• WHAT YOU HAVE TO DO
Look through the data and write out every line with the word "LIMA" in it.

───── INFORMATION SUPPLIED ─────

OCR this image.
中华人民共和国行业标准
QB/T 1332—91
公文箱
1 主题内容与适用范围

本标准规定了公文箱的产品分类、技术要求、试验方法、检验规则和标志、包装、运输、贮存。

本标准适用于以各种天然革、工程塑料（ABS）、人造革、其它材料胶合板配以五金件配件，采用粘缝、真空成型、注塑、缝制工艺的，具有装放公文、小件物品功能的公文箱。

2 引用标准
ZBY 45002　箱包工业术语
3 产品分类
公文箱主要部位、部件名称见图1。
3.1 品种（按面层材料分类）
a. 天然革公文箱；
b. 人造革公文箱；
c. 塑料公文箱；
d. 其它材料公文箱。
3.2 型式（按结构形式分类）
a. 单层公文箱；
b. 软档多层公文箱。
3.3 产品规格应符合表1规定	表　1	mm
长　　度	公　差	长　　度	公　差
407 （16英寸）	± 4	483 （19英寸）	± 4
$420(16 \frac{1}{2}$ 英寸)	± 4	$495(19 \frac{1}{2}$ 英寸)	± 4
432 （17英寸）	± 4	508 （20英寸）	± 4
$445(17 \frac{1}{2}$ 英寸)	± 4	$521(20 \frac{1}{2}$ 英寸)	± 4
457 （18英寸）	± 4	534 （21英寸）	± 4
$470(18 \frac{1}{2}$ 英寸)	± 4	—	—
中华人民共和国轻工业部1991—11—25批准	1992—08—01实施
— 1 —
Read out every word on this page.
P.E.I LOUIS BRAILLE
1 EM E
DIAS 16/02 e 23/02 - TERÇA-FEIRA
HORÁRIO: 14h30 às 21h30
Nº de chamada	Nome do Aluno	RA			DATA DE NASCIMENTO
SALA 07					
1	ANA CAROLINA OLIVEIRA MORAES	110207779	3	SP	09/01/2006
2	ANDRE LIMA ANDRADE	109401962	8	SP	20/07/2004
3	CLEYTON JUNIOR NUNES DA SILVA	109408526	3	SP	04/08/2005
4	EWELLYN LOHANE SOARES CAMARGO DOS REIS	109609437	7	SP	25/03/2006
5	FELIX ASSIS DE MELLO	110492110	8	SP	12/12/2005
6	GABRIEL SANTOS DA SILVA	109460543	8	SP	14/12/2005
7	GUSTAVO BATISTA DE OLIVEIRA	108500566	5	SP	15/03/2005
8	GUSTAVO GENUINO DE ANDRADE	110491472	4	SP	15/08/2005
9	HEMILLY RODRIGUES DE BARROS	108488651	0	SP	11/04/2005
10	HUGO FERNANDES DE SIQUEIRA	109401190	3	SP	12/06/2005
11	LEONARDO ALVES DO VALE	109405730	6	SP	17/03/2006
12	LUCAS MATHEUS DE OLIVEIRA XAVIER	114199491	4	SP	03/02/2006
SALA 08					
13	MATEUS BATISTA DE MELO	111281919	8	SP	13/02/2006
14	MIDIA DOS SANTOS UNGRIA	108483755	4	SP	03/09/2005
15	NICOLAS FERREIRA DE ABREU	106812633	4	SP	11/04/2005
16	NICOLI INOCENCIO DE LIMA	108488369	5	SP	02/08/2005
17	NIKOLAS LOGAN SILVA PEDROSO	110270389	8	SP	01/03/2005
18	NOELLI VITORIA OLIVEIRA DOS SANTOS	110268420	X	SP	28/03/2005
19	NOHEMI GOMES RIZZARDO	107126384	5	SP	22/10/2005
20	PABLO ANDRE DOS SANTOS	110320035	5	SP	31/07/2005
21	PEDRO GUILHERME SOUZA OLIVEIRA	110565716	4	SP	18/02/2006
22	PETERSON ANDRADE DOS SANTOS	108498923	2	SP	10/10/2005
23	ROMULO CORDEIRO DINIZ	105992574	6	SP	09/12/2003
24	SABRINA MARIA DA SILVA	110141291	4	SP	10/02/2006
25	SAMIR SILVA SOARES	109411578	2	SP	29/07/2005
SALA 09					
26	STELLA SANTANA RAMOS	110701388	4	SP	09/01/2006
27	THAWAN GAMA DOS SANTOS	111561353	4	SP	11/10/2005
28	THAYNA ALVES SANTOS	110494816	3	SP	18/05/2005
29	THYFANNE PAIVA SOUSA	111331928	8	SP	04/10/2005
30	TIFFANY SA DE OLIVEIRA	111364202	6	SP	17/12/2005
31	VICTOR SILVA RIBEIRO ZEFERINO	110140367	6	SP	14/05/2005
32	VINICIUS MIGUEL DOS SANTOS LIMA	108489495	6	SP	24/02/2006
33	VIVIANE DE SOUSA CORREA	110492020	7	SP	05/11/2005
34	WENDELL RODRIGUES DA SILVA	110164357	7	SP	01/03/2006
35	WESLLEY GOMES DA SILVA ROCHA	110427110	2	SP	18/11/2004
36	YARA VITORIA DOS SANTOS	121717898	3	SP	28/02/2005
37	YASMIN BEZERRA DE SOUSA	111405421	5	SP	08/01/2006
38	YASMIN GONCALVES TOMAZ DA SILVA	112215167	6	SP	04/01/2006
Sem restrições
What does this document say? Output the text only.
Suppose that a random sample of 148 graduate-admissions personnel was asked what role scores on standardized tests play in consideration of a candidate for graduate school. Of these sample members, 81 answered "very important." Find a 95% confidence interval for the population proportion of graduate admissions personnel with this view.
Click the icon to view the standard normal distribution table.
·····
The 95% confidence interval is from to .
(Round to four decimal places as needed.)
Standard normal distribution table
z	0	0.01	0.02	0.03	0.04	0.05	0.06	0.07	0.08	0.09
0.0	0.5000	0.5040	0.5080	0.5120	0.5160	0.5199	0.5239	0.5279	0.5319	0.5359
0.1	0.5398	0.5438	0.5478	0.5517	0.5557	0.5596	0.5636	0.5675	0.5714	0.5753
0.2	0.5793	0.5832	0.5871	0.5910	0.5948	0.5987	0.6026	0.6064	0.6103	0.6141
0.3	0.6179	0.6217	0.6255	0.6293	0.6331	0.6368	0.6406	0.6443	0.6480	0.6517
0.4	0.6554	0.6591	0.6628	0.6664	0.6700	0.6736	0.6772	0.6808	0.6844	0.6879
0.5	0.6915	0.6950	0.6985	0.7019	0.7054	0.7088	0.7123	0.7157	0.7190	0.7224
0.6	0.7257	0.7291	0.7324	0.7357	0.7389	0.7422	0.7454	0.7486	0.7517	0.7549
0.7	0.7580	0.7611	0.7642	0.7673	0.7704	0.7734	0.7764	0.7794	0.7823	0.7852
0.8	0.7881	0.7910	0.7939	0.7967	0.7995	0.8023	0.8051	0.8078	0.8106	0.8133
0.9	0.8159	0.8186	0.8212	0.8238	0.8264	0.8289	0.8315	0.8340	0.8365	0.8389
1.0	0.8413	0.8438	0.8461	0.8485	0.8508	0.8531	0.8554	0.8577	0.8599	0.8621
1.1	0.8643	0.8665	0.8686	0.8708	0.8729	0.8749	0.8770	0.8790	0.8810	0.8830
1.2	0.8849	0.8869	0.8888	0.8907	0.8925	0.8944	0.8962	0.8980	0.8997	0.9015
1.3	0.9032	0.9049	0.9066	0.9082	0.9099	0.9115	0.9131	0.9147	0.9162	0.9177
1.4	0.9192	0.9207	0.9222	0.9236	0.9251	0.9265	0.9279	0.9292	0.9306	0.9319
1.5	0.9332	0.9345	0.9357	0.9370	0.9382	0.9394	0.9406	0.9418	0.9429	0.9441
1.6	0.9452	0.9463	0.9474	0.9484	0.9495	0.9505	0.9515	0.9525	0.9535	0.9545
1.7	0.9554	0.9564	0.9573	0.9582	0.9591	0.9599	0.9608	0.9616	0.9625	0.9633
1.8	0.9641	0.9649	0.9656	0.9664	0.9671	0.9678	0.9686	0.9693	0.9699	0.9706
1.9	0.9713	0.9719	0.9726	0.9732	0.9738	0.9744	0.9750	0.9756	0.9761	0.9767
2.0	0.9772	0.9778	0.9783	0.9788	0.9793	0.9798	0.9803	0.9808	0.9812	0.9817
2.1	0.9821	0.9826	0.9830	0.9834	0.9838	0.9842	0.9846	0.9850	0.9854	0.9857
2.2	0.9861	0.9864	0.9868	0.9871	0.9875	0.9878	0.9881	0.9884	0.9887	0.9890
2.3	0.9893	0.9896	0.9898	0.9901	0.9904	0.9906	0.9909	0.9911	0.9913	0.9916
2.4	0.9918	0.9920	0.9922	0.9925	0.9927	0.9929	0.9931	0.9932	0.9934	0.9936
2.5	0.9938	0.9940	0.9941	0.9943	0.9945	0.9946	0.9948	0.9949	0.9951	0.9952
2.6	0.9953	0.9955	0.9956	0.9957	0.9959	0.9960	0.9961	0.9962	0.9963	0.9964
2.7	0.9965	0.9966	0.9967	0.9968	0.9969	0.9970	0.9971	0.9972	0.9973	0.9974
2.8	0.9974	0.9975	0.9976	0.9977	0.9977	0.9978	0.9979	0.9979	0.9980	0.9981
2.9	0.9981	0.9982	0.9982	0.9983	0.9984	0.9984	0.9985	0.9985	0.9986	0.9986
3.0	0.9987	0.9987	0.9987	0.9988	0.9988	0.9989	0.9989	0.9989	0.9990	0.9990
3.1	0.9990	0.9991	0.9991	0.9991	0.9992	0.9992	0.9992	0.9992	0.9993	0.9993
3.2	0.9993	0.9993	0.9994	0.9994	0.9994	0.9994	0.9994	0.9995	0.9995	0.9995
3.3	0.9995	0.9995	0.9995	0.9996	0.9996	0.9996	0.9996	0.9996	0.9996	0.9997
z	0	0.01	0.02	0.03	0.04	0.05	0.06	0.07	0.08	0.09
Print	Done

─────

• EXERCISE RESULT
2	ANDRE LIMA ANDRADE	109401962	8	SP	20/07/2004
16	NICOLI INOCENCIO DE LIMA	108488369	5	SP	02/08/2005
32	VINICIUS MIGUEL DOS SANTOS LIMA	108489495	6	SP	24/02/2006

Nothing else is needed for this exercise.